* _Exercise_: Using the data below, copy every line that contains the word "name".

* _Input_:
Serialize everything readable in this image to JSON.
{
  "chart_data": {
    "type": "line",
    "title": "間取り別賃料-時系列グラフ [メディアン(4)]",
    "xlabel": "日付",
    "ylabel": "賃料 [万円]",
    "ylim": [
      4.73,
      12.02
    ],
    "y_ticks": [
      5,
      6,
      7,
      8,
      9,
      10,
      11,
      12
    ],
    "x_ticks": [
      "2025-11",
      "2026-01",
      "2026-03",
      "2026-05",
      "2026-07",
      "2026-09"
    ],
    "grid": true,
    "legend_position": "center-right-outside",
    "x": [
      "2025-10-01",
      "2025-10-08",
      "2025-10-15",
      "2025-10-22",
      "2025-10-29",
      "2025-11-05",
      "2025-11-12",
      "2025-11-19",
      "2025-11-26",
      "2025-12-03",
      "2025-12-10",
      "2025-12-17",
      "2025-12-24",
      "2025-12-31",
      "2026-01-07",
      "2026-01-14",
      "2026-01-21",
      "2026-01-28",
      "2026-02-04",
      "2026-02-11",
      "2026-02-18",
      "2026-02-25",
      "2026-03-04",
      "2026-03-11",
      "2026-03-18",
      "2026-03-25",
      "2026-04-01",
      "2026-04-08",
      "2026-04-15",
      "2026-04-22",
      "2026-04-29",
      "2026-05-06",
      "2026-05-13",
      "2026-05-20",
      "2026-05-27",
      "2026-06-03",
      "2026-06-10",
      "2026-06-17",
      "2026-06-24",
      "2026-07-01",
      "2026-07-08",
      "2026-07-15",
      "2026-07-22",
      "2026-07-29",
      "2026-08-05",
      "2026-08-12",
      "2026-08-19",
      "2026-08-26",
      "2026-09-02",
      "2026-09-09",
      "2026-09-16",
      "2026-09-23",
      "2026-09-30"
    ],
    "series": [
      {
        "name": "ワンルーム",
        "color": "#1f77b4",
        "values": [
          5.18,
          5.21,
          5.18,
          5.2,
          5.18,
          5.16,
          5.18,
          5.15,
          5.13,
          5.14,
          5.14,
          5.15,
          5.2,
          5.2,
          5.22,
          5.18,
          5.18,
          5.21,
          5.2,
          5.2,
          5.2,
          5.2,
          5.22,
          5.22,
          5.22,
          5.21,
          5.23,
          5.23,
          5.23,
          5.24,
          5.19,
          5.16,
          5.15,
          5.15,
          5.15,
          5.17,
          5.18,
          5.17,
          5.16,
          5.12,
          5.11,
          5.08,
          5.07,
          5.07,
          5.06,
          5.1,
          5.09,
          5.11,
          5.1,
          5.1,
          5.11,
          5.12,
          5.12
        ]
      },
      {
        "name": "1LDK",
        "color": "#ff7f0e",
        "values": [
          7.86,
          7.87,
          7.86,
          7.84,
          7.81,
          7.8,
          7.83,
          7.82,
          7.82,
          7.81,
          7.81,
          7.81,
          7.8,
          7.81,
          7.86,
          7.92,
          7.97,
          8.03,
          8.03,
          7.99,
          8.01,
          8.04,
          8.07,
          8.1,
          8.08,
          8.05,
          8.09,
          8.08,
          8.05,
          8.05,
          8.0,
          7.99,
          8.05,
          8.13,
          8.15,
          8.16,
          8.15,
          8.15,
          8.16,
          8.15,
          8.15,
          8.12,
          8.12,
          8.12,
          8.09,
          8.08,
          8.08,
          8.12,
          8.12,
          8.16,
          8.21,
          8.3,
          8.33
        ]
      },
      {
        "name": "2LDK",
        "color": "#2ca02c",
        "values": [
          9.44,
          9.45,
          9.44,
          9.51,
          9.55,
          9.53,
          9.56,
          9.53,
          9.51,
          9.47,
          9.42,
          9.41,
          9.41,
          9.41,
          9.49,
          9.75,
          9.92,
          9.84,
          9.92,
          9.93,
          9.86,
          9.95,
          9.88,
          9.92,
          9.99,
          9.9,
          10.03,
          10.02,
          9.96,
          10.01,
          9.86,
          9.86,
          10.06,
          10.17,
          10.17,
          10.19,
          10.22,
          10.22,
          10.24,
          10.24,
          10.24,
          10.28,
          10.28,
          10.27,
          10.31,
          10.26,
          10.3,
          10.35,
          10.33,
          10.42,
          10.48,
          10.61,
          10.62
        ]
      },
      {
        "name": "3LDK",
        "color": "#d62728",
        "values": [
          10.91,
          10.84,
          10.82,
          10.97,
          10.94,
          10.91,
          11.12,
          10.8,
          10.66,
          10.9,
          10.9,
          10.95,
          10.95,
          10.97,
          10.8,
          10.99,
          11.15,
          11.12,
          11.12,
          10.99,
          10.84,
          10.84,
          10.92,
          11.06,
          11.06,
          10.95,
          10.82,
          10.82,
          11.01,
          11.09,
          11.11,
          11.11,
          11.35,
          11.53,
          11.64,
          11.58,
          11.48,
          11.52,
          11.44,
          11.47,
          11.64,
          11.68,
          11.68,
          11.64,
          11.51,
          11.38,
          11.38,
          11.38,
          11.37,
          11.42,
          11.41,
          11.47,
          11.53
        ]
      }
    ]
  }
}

* _Response to the exercise_:
        "name": "ワンルーム",
        "name": "1LDK",
        "name": "2LDK",
        "name": "3LDK",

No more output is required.